## TASK ITEM
With the images removed, write out every line below exactly.

Excerpts from an interface dataset:

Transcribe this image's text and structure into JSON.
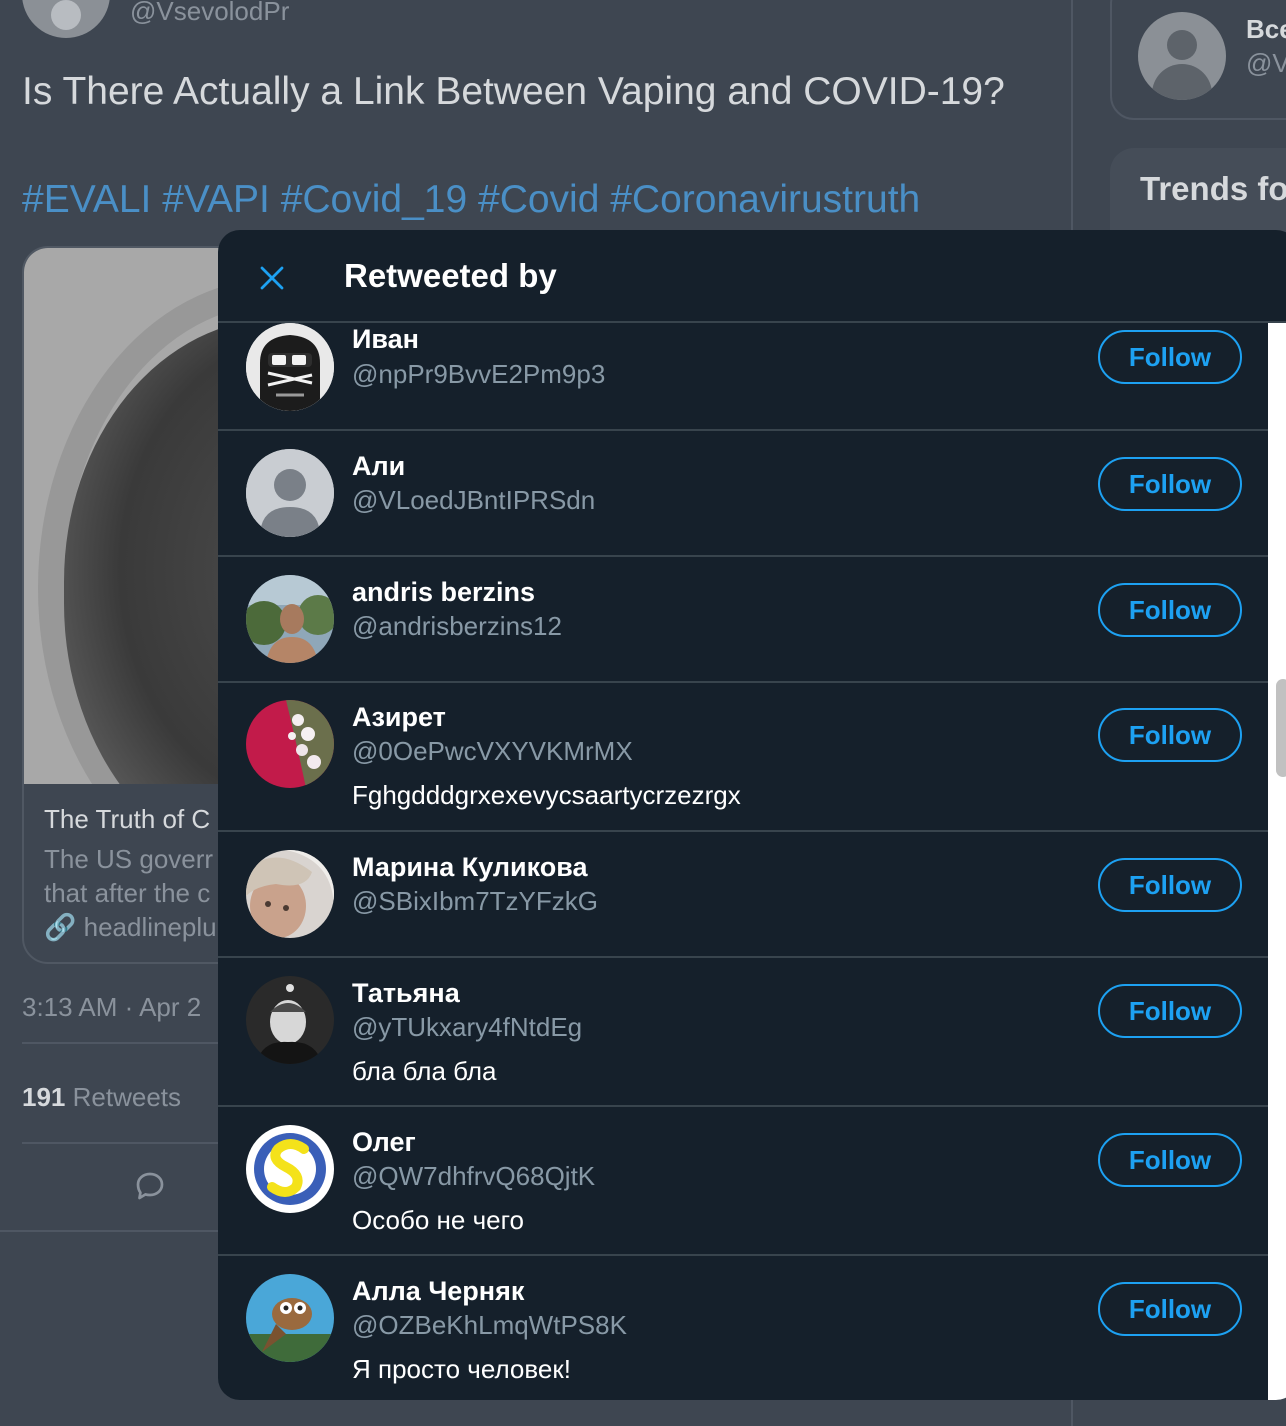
{
  "background": {
    "tweet_handle": "@VsevolodPr",
    "tweet_text": "Is There Actually a Link Between Vaping and COVID-19?",
    "hashtags": "#EVALI #VAPI #Covid_19 #Covid #Coronavirustruth",
    "card_title": "The Truth of C",
    "card_desc_line1": "The US goverr",
    "card_desc_line2": "that after the c",
    "card_link": "headlineplu",
    "timestamp": "3:13 AM · Apr 2",
    "retweet_count": "191",
    "retweet_label": "Retweets",
    "sidebar_name": "Все",
    "sidebar_handle": "@V",
    "trends_label": "Trends fo"
  },
  "modal": {
    "title": "Retweeted by",
    "follow_label": "Follow",
    "users": [
      {
        "name": "Иван",
        "handle": "@npPr9BvvE2Pm9p3",
        "bio": "",
        "avatar": "ninja-avatar"
      },
      {
        "name": "Али",
        "handle": "@VLoedJBntIPRSdn",
        "bio": "",
        "avatar": "default-avatar"
      },
      {
        "name": "andris berzins",
        "handle": "@andrisberzins12",
        "bio": "",
        "avatar": "photo-avatar"
      },
      {
        "name": "Азирет",
        "handle": "@0OePwcVXYVKMrMX",
        "bio": "Fghgdddgrxexevycsaartycrzezrgx",
        "avatar": "flowers-avatar"
      },
      {
        "name": "Марина Куликова",
        "handle": "@SBixIbm7TzYFzkG",
        "bio": "",
        "avatar": "photo-avatar"
      },
      {
        "name": "Татьяна",
        "handle": "@yTUkxary4fNtdEg",
        "bio": "бла бла бла",
        "avatar": "photo-avatar"
      },
      {
        "name": "Олег",
        "handle": "@QW7dhfrvQ68QjtK",
        "bio": "Особо не чего",
        "avatar": "logo-avatar"
      },
      {
        "name": "Алла Черняк",
        "handle": "@OZBeKhLmqWtPS8K",
        "bio": "Я просто человек!",
        "avatar": "cartoon-avatar"
      }
    ]
  },
  "colors": {
    "accent": "#1da1f2",
    "modal_bg": "#15202b",
    "divider": "#38444d",
    "secondary_text": "#8899a6"
  }
}
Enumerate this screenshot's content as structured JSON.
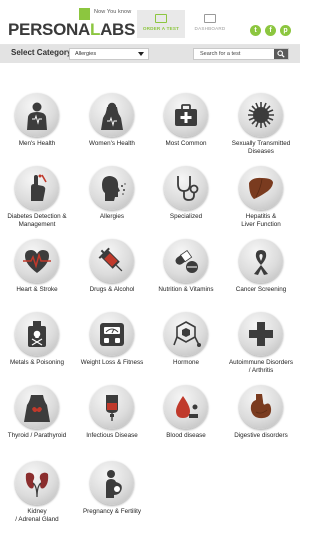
{
  "header": {
    "logo_tagline": "Now You know",
    "logo_text_a": "PERSONA",
    "logo_text_b": "L",
    "logo_text_c": "ABS",
    "tabs": [
      {
        "label": "ORDER A TEST",
        "active": true
      },
      {
        "label": "DASHBOARD",
        "active": false
      }
    ],
    "social": [
      {
        "icon": "twitter-icon",
        "glyph": "t"
      },
      {
        "icon": "facebook-icon",
        "glyph": "f"
      },
      {
        "icon": "pinterest-icon",
        "glyph": "p"
      }
    ]
  },
  "category_bar": {
    "label": "Select Category",
    "selected": "Allergies",
    "search_placeholder": "Search for a test"
  },
  "colors": {
    "accent": "#8cc63f",
    "icon_dark": "#3c3c3c",
    "bar_bg": "#e3e3e3"
  },
  "categories": [
    {
      "label": "Men's Health",
      "icon": "male-figure-icon"
    },
    {
      "label": "Women's Health",
      "icon": "female-figure-icon"
    },
    {
      "label": "Most Common",
      "icon": "medical-bag-icon"
    },
    {
      "label": "Sexually Transmitted\nDiseases",
      "icon": "virus-icon"
    },
    {
      "label": "Diabetes Detection &\nManagement",
      "icon": "finger-prick-icon"
    },
    {
      "label": "Allergies",
      "icon": "sneeze-face-icon"
    },
    {
      "label": "Specialized",
      "icon": "stethoscope-icon"
    },
    {
      "label": "Hepatitis &\nLiver Function",
      "icon": "liver-icon"
    },
    {
      "label": "Heart & Stroke",
      "icon": "heartbeat-icon"
    },
    {
      "label": "Drugs & Alcohol",
      "icon": "syringe-icon"
    },
    {
      "label": "Nutrition & Vitamins",
      "icon": "pills-icon"
    },
    {
      "label": "Cancer Screening",
      "icon": "ribbon-icon"
    },
    {
      "label": "Metals & Poisoning",
      "icon": "poison-bottle-icon"
    },
    {
      "label": "Weight Loss & Fitness",
      "icon": "scale-icon"
    },
    {
      "label": "Hormone",
      "icon": "molecule-icon"
    },
    {
      "label": "Autoimmune Disorders\n/ Arthritis",
      "icon": "cross-icon"
    },
    {
      "label": "Thyroid / Parathyroid",
      "icon": "thyroid-icon"
    },
    {
      "label": "Infectious Disease",
      "icon": "iv-bag-icon"
    },
    {
      "label": "Blood disease",
      "icon": "blood-drop-icon"
    },
    {
      "label": "Digestive disorders",
      "icon": "stomach-icon"
    },
    {
      "label": "Kidney\n/ Adrenal Gland",
      "icon": "kidney-icon"
    },
    {
      "label": "Pregnancy & Fertility",
      "icon": "pregnancy-icon"
    }
  ]
}
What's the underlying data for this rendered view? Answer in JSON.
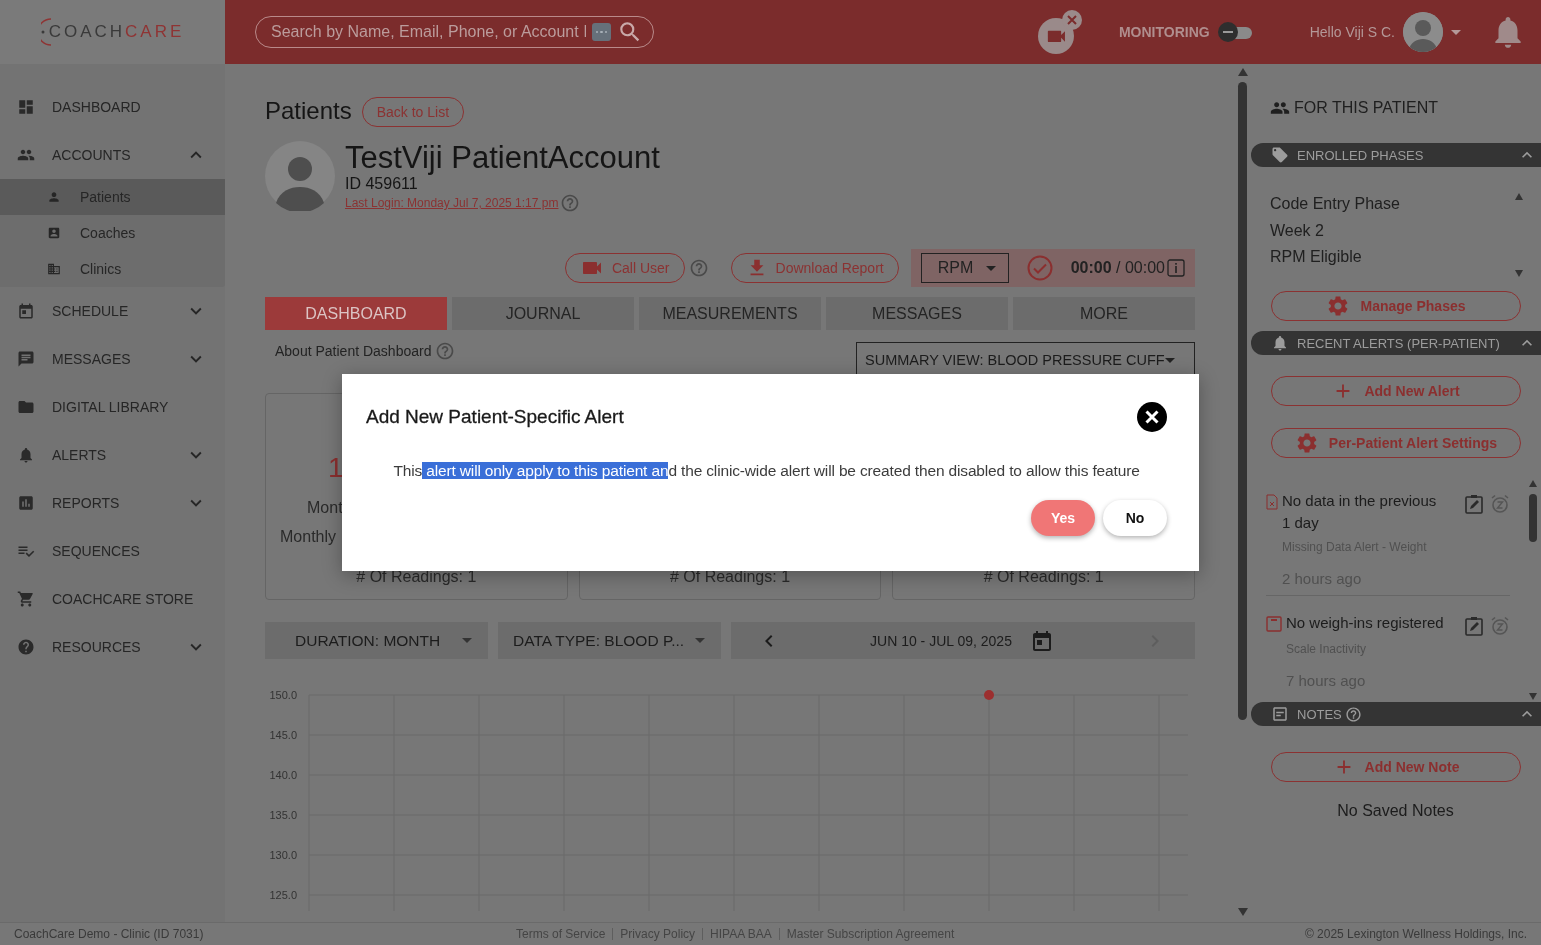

## REPLY TO THE TASK
Transcribe this image's text and structure into JSON.
{
  "background": {
    "tweet_handle": "@VsevolodPr",
    "tweet_text": "Is There Actually a Link Between Vaping and COVID-19?",
    "hashtags": "#EVALI #VAPI #Covid_19 #Covid #Coronavirustruth",
    "card_title": "The Truth of C",
    "card_desc_line1": "The US goverr",
    "card_desc_line2": "that after the c",
    "card_link": "headlineplu",
    "timestamp": "3:13 AM · Apr 2",
    "retweet_count": "191",
    "retweet_label": "Retweets",
    "sidebar_name": "Все",
    "sidebar_handle": "@V",
    "trends_label": "Trends fo"
  },
  "modal": {
    "title": "Retweeted by",
    "follow_label": "Follow",
    "users": [
      {
        "name": "Иван",
        "handle": "@npPr9BvvE2Pm9p3",
        "bio": "",
        "avatar": "ninja-avatar"
      },
      {
        "name": "Али",
        "handle": "@VLoedJBntIPRSdn",
        "bio": "",
        "avatar": "default-avatar"
      },
      {
        "name": "andris berzins",
        "handle": "@andrisberzins12",
        "bio": "",
        "avatar": "photo-avatar"
      },
      {
        "name": "Азирет",
        "handle": "@0OePwcVXYVKMrMX",
        "bio": "Fghgdddgrxexevycsaartycrzezrgx",
        "avatar": "flowers-avatar"
      },
      {
        "name": "Марина Куликова",
        "handle": "@SBixIbm7TzYFzkG",
        "bio": "",
        "avatar": "photo-avatar"
      },
      {
        "name": "Татьяна",
        "handle": "@yTUkxary4fNtdEg",
        "bio": "бла бла бла",
        "avatar": "photo-avatar"
      },
      {
        "name": "Олег",
        "handle": "@QW7dhfrvQ68QjtK",
        "bio": "Особо не чего",
        "avatar": "logo-avatar"
      },
      {
        "name": "Алла Черняк",
        "handle": "@OZBeKhLmqWtPS8K",
        "bio": "Я просто человек!",
        "avatar": "cartoon-avatar"
      }
    ]
  },
  "colors": {
    "accent": "#1da1f2",
    "modal_bg": "#15202b",
    "divider": "#38444d",
    "secondary_text": "#8899a6"
  }
}
Enumerate this screenshot's content as structured JSON.
{
  "header": {
    "logo_tagline": "Now You know",
    "logo_text_a": "PERSONA",
    "logo_text_b": "L",
    "logo_text_c": "ABS",
    "tabs": [
      {
        "label": "ORDER A TEST",
        "active": true
      },
      {
        "label": "DASHBOARD",
        "active": false
      }
    ],
    "social": [
      {
        "icon": "twitter-icon",
        "glyph": "t"
      },
      {
        "icon": "facebook-icon",
        "glyph": "f"
      },
      {
        "icon": "pinterest-icon",
        "glyph": "p"
      }
    ]
  },
  "category_bar": {
    "label": "Select Category",
    "selected": "Allergies",
    "search_placeholder": "Search for a test"
  },
  "colors": {
    "accent": "#8cc63f",
    "icon_dark": "#3c3c3c",
    "bar_bg": "#e3e3e3"
  },
  "categories": [
    {
      "label": "Men's Health",
      "icon": "male-figure-icon"
    },
    {
      "label": "Women's Health",
      "icon": "female-figure-icon"
    },
    {
      "label": "Most Common",
      "icon": "medical-bag-icon"
    },
    {
      "label": "Sexually Transmitted\nDiseases",
      "icon": "virus-icon"
    },
    {
      "label": "Diabetes Detection &\nManagement",
      "icon": "finger-prick-icon"
    },
    {
      "label": "Allergies",
      "icon": "sneeze-face-icon"
    },
    {
      "label": "Specialized",
      "icon": "stethoscope-icon"
    },
    {
      "label": "Hepatitis &\nLiver Function",
      "icon": "liver-icon"
    },
    {
      "label": "Heart & Stroke",
      "icon": "heartbeat-icon"
    },
    {
      "label": "Drugs & Alcohol",
      "icon": "syringe-icon"
    },
    {
      "label": "Nutrition & Vitamins",
      "icon": "pills-icon"
    },
    {
      "label": "Cancer Screening",
      "icon": "ribbon-icon"
    },
    {
      "label": "Metals & Poisoning",
      "icon": "poison-bottle-icon"
    },
    {
      "label": "Weight Loss & Fitness",
      "icon": "scale-icon"
    },
    {
      "label": "Hormone",
      "icon": "molecule-icon"
    },
    {
      "label": "Autoimmune Disorders\n/ Arthritis",
      "icon": "cross-icon"
    },
    {
      "label": "Thyroid / Parathyroid",
      "icon": "thyroid-icon"
    },
    {
      "label": "Infectious Disease",
      "icon": "iv-bag-icon"
    },
    {
      "label": "Blood disease",
      "icon": "blood-drop-icon"
    },
    {
      "label": "Digestive disorders",
      "icon": "stomach-icon"
    },
    {
      "label": "Kidney\n/ Adrenal Gland",
      "icon": "kidney-icon"
    },
    {
      "label": "Pregnancy & Fertility",
      "icon": "pregnancy-icon"
    }
  ]
}
What's the underlying data for this rendered view? Answer in JSON.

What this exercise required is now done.